Data for this task:
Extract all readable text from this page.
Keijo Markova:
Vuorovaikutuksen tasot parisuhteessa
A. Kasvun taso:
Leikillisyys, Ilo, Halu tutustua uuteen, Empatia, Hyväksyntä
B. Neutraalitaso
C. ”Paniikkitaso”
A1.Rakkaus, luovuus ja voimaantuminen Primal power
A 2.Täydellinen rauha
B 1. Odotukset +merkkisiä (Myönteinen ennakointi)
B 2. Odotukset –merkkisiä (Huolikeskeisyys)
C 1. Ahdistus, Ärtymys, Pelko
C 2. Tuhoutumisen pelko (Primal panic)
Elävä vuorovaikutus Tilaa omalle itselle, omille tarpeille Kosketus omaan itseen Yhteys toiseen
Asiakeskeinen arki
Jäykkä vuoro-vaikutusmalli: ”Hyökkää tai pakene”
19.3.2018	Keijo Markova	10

Given instruction:
Restate the records, all of them, precisely as written.

Output:
Extract all readable text from this page.
Keijo Markova:
Vuorovaikutuksen tasot parisuhteessa
A. Kasvun taso:
Leikillisyys, Ilo, Halu tutustua uuteen, Empatia, Hyväksyntä
B. Neutraalitaso
C. ”Paniikkitaso”
A1.Rakkaus, luovuus ja voimaantuminen Primal power
A 2.Täydellinen rauha
B 1. Odotukset +merkkisiä (Myönteinen ennakointi)
B 2. Odotukset –merkkisiä (Huolikeskeisyys)
C 1. Ahdistus, Ärtymys, Pelko
C 2. Tuhoutumisen pelko (Primal panic)
Elävä vuorovaikutus Tilaa omalle itselle, omille tarpeille Kosketus omaan itseen Yhteys toiseen
Asiakeskeinen arki
Jäykkä vuoro-vaikutusmalli: ”Hyökkää tai pakene”
19.3.2018	Keijo Markova	10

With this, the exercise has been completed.